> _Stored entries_
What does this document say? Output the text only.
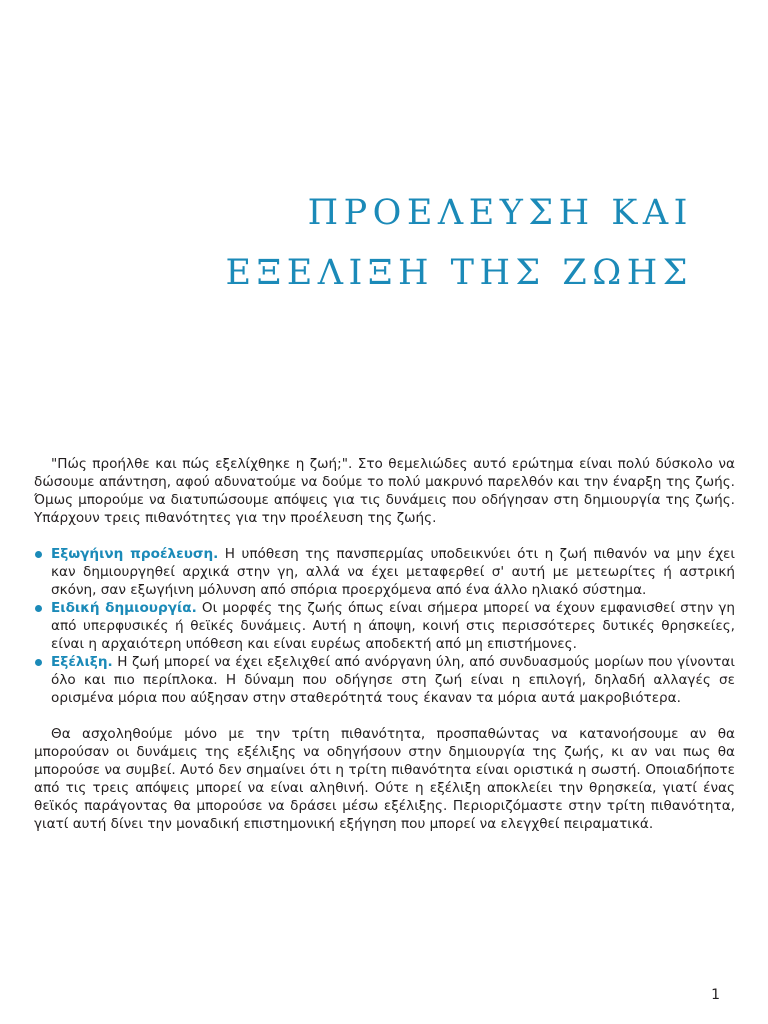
ΠΡΟΕΛΕΥΣΗ ΚΑΙ
ΕΞΕΛΙΞΗ ΤΗΣ ΖΩΗΣ

"Πώς προήλθε και πώς εξελίχθηκε η ζωή;". Στο θεμελιώδες αυτό ερώτημα είναι πολύ δύσκολο να δώσουμε απάντηση, αφού αδυνατούμε να δούμε το πολύ μακρυνό παρελθόν και την έναρξη της ζωής. Όμως μπορούμε να διατυπώσουμε απόψεις για τις δυνάμεις που οδήγησαν στη δημιουργία της ζωής. Υπάρχουν τρεις πιθανότητες για την προέλευση της ζωής.

Εξωγήινη προέλευση. Η υπόθεση της πανσπερμίας υποδεικνύει ότι η ζωή πιθανόν να μην έχει καν δημιουργηθεί αρχικά στην γη, αλλά να έχει μεταφερθεί σ' αυτή με μετεωρίτες ή αστρική σκόνη, σαν εξωγήινη μόλυνση από σπόρια προερχόμενα από ένα άλλο ηλιακό σύστημα.
Ειδική δημιουργία. Οι μορφές της ζωής όπως είναι σήμερα μπορεί να έχουν εμφανισθεί στην γη από υπερφυσικές ή θεϊκές δυνάμεις. Αυτή η άποψη, κοινή στις περισσότερες δυτικές θρησκείες, είναι η αρχαιότερη υπόθεση και είναι ευρέως αποδεκτή από μη επιστήμονες.
Εξέλιξη. Η ζωή μπορεί να έχει εξελιχθεί από ανόργανη ύλη, από συνδυασμούς μορίων που γίνονται όλο και πιο περίπλοκα. Η δύναμη που οδήγησε στη ζωή είναι η επιλογή, δηλαδή αλλαγές σε ορισμένα μόρια που αύξησαν στην σταθερότητά τους έκαναν τα μόρια αυτά μακροβιότερα.

Θα ασχοληθούμε μόνο με την τρίτη πιθανότητα, προσπαθώντας να κατανοήσουμε αν θα μπορούσαν οι δυνάμεις της εξέλιξης να οδηγήσουν στην δημιουργία της ζωής, κι αν ναι πως θα μπορούσε να συμβεί. Αυτό δεν σημαίνει ότι η τρίτη πιθανότητα είναι οριστικά η σωστή. Οποιαδήποτε από τις τρεις απόψεις μπορεί να είναι αληθινή. Ούτε η εξέλιξη αποκλείει την θρησκεία, γιατί ένας θεϊκός παράγοντας θα μπορούσε να δράσει μέσω εξέλιξης. Περιοριζόμαστε στην τρίτη πιθανότητα, γιατί αυτή δίνει την μοναδική επιστημονική εξήγηση που μπορεί να ελεγχθεί πειραματικά.

1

> _Problem to solve_
Write out each entry exactly as given, but skip the pictures.

> _Final answer_
What does this document say? Output the text only.
ΠΡΟΕΛΕΥΣΗ ΚΑΙ
ΕΞΕΛΙΞΗ ΤΗΣ ΖΩΗΣ

"Πώς προήλθε και πώς εξελίχθηκε η ζωή;". Στο θεμελιώδες αυτό ερώτημα είναι πολύ δύσκολο να δώσουμε απάντηση, αφού αδυνατούμε να δούμε το πολύ μακρυνό παρελθόν και την έναρξη της ζωής. Όμως μπορούμε να διατυπώσουμε απόψεις για τις δυνάμεις που οδήγησαν στη δημιουργία της ζωής. Υπάρχουν τρεις πιθανότητες για την προέλευση της ζωής.

Εξωγήινη προέλευση. Η υπόθεση της πανσπερμίας υποδεικνύει ότι η ζωή πιθανόν να μην έχει καν δημιουργηθεί αρχικά στην γη, αλλά να έχει μεταφερθεί σ' αυτή με μετεωρίτες ή αστρική σκόνη, σαν εξωγήινη μόλυνση από σπόρια προερχόμενα από ένα άλλο ηλιακό σύστημα.
Ειδική δημιουργία. Οι μορφές της ζωής όπως είναι σήμερα μπορεί να έχουν εμφανισθεί στην γη από υπερφυσικές ή θεϊκές δυνάμεις. Αυτή η άποψη, κοινή στις περισσότερες δυτικές θρησκείες, είναι η αρχαιότερη υπόθεση και είναι ευρέως αποδεκτή από μη επιστήμονες.
Εξέλιξη. Η ζωή μπορεί να έχει εξελιχθεί από ανόργανη ύλη, από συνδυασμούς μορίων που γίνονται όλο και πιο περίπλοκα. Η δύναμη που οδήγησε στη ζωή είναι η επιλογή, δηλαδή αλλαγές σε ορισμένα μόρια που αύξησαν στην σταθερότητά τους έκαναν τα μόρια αυτά μακροβιότερα.

Θα ασχοληθούμε μόνο με την τρίτη πιθανότητα, προσπαθώντας να κατανοήσουμε αν θα μπορούσαν οι δυνάμεις της εξέλιξης να οδηγήσουν στην δημιουργία της ζωής, κι αν ναι πως θα μπορούσε να συμβεί. Αυτό δεν σημαίνει ότι η τρίτη πιθανότητα είναι οριστικά η σωστή. Οποιαδήποτε από τις τρεις απόψεις μπορεί να είναι αληθινή. Ούτε η εξέλιξη αποκλείει την θρησκεία, γιατί ένας θεϊκός παράγοντας θα μπορούσε να δράσει μέσω εξέλιξης. Περιοριζόμαστε στην τρίτη πιθανότητα, γιατί αυτή δίνει την μοναδική επιστημονική εξήγηση που μπορεί να ελεγχθεί πειραματικά.

1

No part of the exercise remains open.